### Directions for this task
In the data bags page, reproduce the part that opens with the words containing "vi data_bags/admins/charlie.json" and closes with "data_bags is created.", renaming "admins" to "operators" wherever it appears.
begin Quoted passage
Skip to main content

About Data Bags

[edit on GitHub]

Data bags store global variables as JSON data. Data bags are indexed for searching and can be loaded by a cookbook or accessed during a search.

Create a Data Bag

A data bag can be created in two ways: using knife or manually. In general, using knife to create data bags is recommended, but as long as the data bag folders and data bag item JSON files are created correctly, either method is safe and effective.

Create a Data Bag with Knife

knife can be used to create data bags and data bag items when the knife data bag subcommand is run with the create argument. For example:

knife data bag create DATA_BAG_NAME (DATA_BAG_ITEM)

knife can be used to update data bag items using the from file argument:

knife data bag from file BAG_NAME ITEM_NAME.json

As long as a file is in the correct directory structure, knife will be able to find the data bag and data bag item with only the name of the data bag and data bag item. For example:

knife data bag from file BAG_NAME ITEM_NAME.json

will load the following file:

data_bags/BAG_NAME/ITEM_NAME.json

Continuing the example above, if you are in the “admins” directory and make changes to the file charlie.json, then to upload that change to the Chef Infra Server use the following command:

knife data bag from file admins charlie.json

In some cases, such as when knife is not being run from the root directory for the chef-repo, the full path to the data bag item may be required. For example:

knife data bag from file BAG_NAME /path/to/file/ITEM_NAME.json

Manually

One or more data bags and data bag items can be created manually under the data_bags directory in the chef-repo. Any method can be used to create the data bag folders and data bag item JSON files. For example:

mkdir data_bags/admins

would create a data bag folder named “admins”. The equivalent command for using knife is:

knife data bag create admins

A data bag item can be created manually in the same way as the data bag, but by also specifying the file name for the data bag item (this example is using vi, a visual editor for UNIX):

vi data_bags/admins/charlie.json

would create a data bag item named “charlie.json” under the “admins” sub-directory in the data_bags directory of the chef-repo. The equivalent command for using knife is:

knife data bag create admins charlie

Store Data in a Data Bag

When the chef-repo is cloned from GitHub, the following occurs:

  • A directory named data_bags is created.
  • For each data bag, a sub-directory is created that has the same name as the data bag.
  • For each data bag item, a JSON file is created and placed in the appropriate sub-directory.

The data_bags directory can be placed under version source control.

When deploying from a private repository using a data bag, use the deploy_key option to ensure the private key is present:

{
  'id': 'my_app',
  ... (truncated) ...
  'deploy_key': 'ssh_private_key'
}

where ssh_private_key is the same SSH private key as used with a private git repository and the new lines converted to \n.
end Quoted passage
begin Information provided
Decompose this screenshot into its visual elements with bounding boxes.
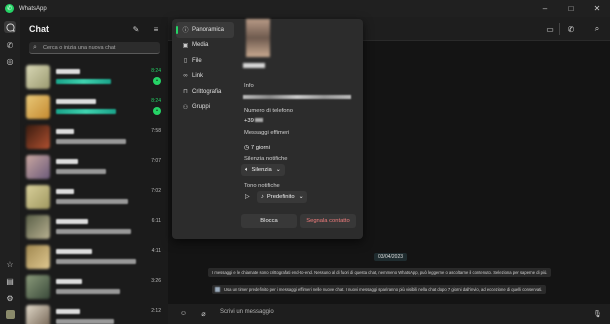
end Information provided
### The reply
vi data_bags/operators/charlie.json

would create a data bag item named “charlie.json” under the “operators” sub-directory in the data_bags directory of the chef-repo. The equivalent command for using knife is:

knife data bag create operators charlie

Store Data in a Data Bag

When the chef-repo is cloned from GitHub, the following occurs:

  • A directory named data_bags is created.